» Set task: Scan the data below for the string "μπουλόνια". Show every line where it turns up.

-- START OF Extracted data --

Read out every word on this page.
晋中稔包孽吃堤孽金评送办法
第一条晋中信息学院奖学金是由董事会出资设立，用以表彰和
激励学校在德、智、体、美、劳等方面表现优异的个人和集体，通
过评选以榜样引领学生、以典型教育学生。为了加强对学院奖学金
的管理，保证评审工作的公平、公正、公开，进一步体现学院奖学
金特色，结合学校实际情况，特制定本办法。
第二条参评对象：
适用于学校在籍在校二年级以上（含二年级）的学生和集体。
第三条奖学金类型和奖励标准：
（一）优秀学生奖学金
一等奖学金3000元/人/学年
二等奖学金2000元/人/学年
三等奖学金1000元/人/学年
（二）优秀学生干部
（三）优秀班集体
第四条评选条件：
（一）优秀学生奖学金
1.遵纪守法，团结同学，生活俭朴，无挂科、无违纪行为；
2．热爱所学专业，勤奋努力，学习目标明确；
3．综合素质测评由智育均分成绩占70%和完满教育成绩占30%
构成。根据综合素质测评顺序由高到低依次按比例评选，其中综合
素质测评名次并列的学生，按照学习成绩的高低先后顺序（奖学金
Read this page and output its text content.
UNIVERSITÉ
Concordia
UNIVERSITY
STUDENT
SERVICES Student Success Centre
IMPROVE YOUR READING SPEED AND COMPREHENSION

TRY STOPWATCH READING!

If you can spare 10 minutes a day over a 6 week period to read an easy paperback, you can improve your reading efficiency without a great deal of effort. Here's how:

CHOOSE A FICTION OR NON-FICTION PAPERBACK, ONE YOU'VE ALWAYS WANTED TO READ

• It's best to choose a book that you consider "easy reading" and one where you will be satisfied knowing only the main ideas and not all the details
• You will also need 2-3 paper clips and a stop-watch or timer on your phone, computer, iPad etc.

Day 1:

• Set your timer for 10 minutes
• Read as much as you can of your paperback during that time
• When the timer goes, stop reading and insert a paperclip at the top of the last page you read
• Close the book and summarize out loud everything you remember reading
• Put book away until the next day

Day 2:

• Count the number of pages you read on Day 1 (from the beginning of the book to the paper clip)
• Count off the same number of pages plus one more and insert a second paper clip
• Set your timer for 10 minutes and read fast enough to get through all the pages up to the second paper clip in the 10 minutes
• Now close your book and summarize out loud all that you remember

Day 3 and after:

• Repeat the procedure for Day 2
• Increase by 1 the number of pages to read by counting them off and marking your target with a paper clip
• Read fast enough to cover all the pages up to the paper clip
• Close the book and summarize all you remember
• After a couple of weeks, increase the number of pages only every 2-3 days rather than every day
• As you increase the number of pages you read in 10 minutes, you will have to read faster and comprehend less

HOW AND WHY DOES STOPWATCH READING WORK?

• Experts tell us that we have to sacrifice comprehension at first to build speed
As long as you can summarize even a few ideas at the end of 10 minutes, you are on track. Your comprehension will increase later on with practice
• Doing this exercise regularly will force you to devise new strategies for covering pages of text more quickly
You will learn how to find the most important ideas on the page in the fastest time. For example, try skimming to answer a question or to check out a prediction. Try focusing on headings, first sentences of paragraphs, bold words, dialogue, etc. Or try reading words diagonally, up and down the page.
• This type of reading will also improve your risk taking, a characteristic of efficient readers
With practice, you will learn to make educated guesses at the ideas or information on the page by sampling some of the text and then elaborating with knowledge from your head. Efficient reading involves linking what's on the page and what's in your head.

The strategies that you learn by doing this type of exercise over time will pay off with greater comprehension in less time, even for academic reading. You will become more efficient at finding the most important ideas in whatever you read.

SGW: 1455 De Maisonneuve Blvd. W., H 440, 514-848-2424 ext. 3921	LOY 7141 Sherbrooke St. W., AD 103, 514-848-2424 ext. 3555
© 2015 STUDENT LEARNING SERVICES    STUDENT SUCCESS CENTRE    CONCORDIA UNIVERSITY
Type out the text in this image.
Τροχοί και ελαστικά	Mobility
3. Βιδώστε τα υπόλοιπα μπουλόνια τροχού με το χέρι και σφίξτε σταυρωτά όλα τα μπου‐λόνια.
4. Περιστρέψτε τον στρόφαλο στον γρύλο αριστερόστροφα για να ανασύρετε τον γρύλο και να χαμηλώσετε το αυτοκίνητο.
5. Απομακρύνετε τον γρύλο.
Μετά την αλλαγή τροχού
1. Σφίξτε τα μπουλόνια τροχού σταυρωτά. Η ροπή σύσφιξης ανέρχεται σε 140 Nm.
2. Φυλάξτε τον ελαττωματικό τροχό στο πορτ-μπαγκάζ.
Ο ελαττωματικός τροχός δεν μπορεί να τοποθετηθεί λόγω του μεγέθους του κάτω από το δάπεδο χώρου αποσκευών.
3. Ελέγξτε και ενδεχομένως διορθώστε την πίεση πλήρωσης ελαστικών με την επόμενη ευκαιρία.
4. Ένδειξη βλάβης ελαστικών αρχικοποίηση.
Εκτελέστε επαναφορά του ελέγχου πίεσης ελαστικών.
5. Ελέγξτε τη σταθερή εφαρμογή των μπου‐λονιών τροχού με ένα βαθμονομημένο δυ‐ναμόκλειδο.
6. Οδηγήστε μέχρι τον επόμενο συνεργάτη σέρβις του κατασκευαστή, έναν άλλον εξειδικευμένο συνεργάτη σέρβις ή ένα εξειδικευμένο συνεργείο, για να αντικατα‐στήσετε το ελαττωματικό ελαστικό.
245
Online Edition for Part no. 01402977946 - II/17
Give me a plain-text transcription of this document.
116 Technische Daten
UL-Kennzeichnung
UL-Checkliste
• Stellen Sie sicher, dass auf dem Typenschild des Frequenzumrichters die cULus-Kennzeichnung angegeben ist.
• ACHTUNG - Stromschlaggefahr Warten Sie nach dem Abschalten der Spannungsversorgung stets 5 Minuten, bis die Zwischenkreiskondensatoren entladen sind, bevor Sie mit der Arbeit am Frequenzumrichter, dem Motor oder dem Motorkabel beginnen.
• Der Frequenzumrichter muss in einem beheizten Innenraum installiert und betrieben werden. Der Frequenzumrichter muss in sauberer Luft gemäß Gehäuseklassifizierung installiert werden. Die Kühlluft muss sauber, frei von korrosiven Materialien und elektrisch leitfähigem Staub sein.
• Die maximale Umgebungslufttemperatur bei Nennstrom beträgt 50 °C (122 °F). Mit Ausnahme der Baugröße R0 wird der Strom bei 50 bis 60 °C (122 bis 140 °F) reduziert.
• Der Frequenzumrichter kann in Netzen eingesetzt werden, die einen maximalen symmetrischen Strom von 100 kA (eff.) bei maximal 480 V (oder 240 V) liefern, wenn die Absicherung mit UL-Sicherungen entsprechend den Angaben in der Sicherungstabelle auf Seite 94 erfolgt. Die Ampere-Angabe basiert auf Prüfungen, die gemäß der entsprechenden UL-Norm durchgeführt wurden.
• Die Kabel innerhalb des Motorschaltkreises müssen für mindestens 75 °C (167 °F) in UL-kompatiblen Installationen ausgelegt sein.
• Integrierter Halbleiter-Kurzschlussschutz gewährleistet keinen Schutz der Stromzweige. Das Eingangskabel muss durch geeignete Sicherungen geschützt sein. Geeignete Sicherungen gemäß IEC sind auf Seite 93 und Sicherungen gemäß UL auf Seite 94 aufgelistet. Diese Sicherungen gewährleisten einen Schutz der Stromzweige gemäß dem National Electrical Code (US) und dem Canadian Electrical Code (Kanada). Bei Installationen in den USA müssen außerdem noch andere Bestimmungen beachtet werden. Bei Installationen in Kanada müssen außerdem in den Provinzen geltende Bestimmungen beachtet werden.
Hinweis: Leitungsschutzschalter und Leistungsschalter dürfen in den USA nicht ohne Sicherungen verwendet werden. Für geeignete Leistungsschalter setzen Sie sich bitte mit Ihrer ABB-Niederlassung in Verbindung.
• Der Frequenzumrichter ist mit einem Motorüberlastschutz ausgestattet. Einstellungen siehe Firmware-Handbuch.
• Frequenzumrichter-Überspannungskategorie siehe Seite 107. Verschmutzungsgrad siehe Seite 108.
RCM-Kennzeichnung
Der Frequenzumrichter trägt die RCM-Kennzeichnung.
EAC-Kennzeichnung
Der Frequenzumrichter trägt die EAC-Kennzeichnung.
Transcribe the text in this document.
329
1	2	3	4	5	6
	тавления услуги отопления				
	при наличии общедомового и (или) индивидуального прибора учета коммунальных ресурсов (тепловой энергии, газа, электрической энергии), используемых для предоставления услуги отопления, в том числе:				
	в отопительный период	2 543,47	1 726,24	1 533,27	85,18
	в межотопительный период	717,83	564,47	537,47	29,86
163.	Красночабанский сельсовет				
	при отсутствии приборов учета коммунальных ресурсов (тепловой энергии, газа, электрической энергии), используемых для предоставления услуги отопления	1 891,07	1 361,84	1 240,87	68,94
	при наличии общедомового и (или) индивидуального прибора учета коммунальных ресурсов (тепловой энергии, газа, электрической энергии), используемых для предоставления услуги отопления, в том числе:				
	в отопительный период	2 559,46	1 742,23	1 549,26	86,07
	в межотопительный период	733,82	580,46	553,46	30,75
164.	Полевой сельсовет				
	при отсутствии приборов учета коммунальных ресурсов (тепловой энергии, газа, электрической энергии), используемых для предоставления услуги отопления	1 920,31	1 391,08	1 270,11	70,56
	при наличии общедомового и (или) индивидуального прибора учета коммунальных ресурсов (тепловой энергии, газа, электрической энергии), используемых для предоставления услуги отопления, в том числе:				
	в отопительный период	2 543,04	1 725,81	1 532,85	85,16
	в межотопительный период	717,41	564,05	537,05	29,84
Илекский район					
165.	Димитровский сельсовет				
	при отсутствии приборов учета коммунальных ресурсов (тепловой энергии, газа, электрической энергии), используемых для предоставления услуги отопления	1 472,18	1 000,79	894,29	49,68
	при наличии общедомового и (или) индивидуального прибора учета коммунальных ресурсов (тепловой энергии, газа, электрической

-- END OF Extracted data --

» Reply:
3. Βιδώστε τα υπόλοιπα μπουλόνια τροχού με το χέρι και σφίξτε σταυρωτά όλα τα μπου‐λόνια.
1. Σφίξτε τα μπουλόνια τροχού σταυρωτά. Η ροπή σύσφιξης ανέρχεται σε 140 Nm.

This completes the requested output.